• **EXERCISE GOAL**:
Transcribe the records that follow, preserving every word.

• **PROVIDED RECORDS**:
---------------

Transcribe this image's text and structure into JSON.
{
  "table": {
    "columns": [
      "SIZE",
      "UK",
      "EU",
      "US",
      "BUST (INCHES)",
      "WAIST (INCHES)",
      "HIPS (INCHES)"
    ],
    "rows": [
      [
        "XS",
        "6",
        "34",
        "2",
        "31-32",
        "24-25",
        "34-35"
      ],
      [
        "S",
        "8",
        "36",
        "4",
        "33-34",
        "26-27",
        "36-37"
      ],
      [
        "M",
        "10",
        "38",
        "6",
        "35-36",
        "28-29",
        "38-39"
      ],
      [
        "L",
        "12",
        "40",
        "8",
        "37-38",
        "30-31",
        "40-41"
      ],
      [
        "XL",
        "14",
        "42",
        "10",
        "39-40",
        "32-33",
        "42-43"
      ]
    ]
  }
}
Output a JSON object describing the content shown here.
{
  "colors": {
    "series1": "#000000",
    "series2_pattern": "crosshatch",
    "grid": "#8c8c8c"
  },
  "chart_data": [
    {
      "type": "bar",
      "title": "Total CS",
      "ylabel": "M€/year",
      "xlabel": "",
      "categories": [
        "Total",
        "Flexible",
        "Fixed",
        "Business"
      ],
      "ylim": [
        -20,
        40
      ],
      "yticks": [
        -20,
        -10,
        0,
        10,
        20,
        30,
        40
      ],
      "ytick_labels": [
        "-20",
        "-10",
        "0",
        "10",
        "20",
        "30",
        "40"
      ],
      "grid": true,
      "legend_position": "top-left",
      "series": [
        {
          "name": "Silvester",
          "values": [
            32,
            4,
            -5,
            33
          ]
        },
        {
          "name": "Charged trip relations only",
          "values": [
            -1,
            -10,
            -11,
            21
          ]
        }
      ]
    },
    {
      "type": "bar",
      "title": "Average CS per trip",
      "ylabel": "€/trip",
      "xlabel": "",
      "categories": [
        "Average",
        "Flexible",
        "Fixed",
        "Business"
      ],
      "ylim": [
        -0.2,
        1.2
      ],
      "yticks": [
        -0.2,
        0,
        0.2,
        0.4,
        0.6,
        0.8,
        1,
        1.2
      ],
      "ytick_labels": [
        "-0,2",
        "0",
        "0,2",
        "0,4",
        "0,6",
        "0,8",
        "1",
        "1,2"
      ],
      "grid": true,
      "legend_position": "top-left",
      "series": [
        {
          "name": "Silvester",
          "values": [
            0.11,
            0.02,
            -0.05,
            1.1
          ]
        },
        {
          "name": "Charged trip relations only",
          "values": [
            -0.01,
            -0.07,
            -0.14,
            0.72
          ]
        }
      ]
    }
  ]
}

---------------

• **REPLY TO THE EXERCISE**:
Transcribe this image's text and structure into JSON.
{
  "table": {
    "columns": [
      "SIZE",
      "UK",
      "EU",
      "US",
      "BUST (INCHES)",
      "WAIST (INCHES)",
      "HIPS (INCHES)"
    ],
    "rows": [
      [
        "XS",
        "6",
        "34",
        "2",
        "31-32",
        "24-25",
        "34-35"
      ],
      [
        "S",
        "8",
        "36",
        "4",
        "33-34",
        "26-27",
        "36-37"
      ],
      [
        "M",
        "10",
        "38",
        "6",
        "35-36",
        "28-29",
        "38-39"
      ],
      [
        "L",
        "12",
        "40",
        "8",
        "37-38",
        "30-31",
        "40-41"
      ],
      [
        "XL",
        "14",
        "42",
        "10",
        "39-40",
        "32-33",
        "42-43"
      ]
    ]
  }
}
Output a JSON object describing the content shown here.
{
  "colors": {
    "series1": "#000000",
    "series2_pattern": "crosshatch",
    "grid": "#8c8c8c"
  },
  "chart_data": [
    {
      "type": "bar",
      "title": "Total CS",
      "ylabel": "M€/year",
      "xlabel": "",
      "categories": [
        "Total",
        "Flexible",
        "Fixed",
        "Business"
      ],
      "ylim": [
        -20,
        40
      ],
      "yticks": [
        -20,
        -10,
        0,
        10,
        20,
        30,
        40
      ],
      "ytick_labels": [
        "-20",
        "-10",
        "0",
        "10",
        "20",
        "30",
        "40"
      ],
      "grid": true,
      "legend_position": "top-left",
      "series": [
        {
          "name": "Silvester",
          "values": [
            32,
            4,
            -5,
            33
          ]
        },
        {
          "name": "Charged trip relations only",
          "values": [
            -1,
            -10,
            -11,
            21
          ]
        }
      ]
    },
    {
      "type": "bar",
      "title": "Average CS per trip",
      "ylabel": "€/trip",
      "xlabel": "",
      "categories": [
        "Average",
        "Flexible",
        "Fixed",
        "Business"
      ],
      "ylim": [
        -0.2,
        1.2
      ],
      "yticks": [
        -0.2,
        0,
        0.2,
        0.4,
        0.6,
        0.8,
        1,
        1.2
      ],
      "ytick_labels": [
        "-0,2",
        "0",
        "0,2",
        "0,4",
        "0,6",
        "0,8",
        "1",
        "1,2"
      ],
      "grid": true,
      "legend_position": "top-left",
      "series": [
        {
          "name": "Silvester",
          "values": [
            0.11,
            0.02,
            -0.05,
            1.1
          ]
        },
        {
          "name": "Charged trip relations only",
          "values": [
            -0.01,
            -0.07,
            -0.14,
            0.72
          ]
        }
      ]
    }
  ]
}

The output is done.